SHORT EXERCISE: Write the records out again, precisely as they stand.

─── DATASET EXTRACT

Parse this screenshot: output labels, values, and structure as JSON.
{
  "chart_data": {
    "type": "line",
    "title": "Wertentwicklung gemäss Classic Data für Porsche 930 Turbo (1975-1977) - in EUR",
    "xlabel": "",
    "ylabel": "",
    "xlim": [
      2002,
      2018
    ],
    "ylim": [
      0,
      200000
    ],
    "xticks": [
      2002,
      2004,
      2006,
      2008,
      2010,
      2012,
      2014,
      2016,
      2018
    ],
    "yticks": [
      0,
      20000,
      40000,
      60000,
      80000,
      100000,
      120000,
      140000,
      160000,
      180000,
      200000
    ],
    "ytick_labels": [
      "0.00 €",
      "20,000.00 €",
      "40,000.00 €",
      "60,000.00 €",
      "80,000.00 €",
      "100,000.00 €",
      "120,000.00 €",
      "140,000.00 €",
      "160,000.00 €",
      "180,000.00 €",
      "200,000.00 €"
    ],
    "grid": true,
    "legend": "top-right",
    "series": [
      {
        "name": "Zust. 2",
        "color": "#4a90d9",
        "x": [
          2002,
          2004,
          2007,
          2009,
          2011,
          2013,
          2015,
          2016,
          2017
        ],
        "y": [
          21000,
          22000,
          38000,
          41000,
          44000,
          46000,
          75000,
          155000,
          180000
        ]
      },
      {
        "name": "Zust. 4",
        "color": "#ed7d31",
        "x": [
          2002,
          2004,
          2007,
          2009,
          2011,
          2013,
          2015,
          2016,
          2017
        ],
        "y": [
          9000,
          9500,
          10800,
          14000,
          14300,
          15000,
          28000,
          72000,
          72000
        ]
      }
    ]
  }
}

──────

RESPONSE TO THE EXERCISE:
Parse this screenshot: output labels, values, and structure as JSON.
{
  "chart_data": {
    "type": "line",
    "title": "Wertentwicklung gemäss Classic Data für Porsche 930 Turbo (1975-1977) - in EUR",
    "xlabel": "",
    "ylabel": "",
    "xlim": [
      2002,
      2018
    ],
    "ylim": [
      0,
      200000
    ],
    "xticks": [
      2002,
      2004,
      2006,
      2008,
      2010,
      2012,
      2014,
      2016,
      2018
    ],
    "yticks": [
      0,
      20000,
      40000,
      60000,
      80000,
      100000,
      120000,
      140000,
      160000,
      180000,
      200000
    ],
    "ytick_labels": [
      "0.00 €",
      "20,000.00 €",
      "40,000.00 €",
      "60,000.00 €",
      "80,000.00 €",
      "100,000.00 €",
      "120,000.00 €",
      "140,000.00 €",
      "160,000.00 €",
      "180,000.00 €",
      "200,000.00 €"
    ],
    "grid": true,
    "legend": "top-right",
    "series": [
      {
        "name": "Zust. 2",
        "color": "#4a90d9",
        "x": [
          2002,
          2004,
          2007,
          2009,
          2011,
          2013,
          2015,
          2016,
          2017
        ],
        "y": [
          21000,
          22000,
          38000,
          41000,
          44000,
          46000,
          75000,
          155000,
          180000
        ]
      },
      {
        "name": "Zust. 4",
        "color": "#ed7d31",
        "x": [
          2002,
          2004,
          2007,
          2009,
          2011,
          2013,
          2015,
          2016,
          2017
        ],
        "y": [
          9000,
          9500,
          10800,
          14000,
          14300,
          15000,
          28000,
          72000,
          72000
        ]
      }
    ]
  }
}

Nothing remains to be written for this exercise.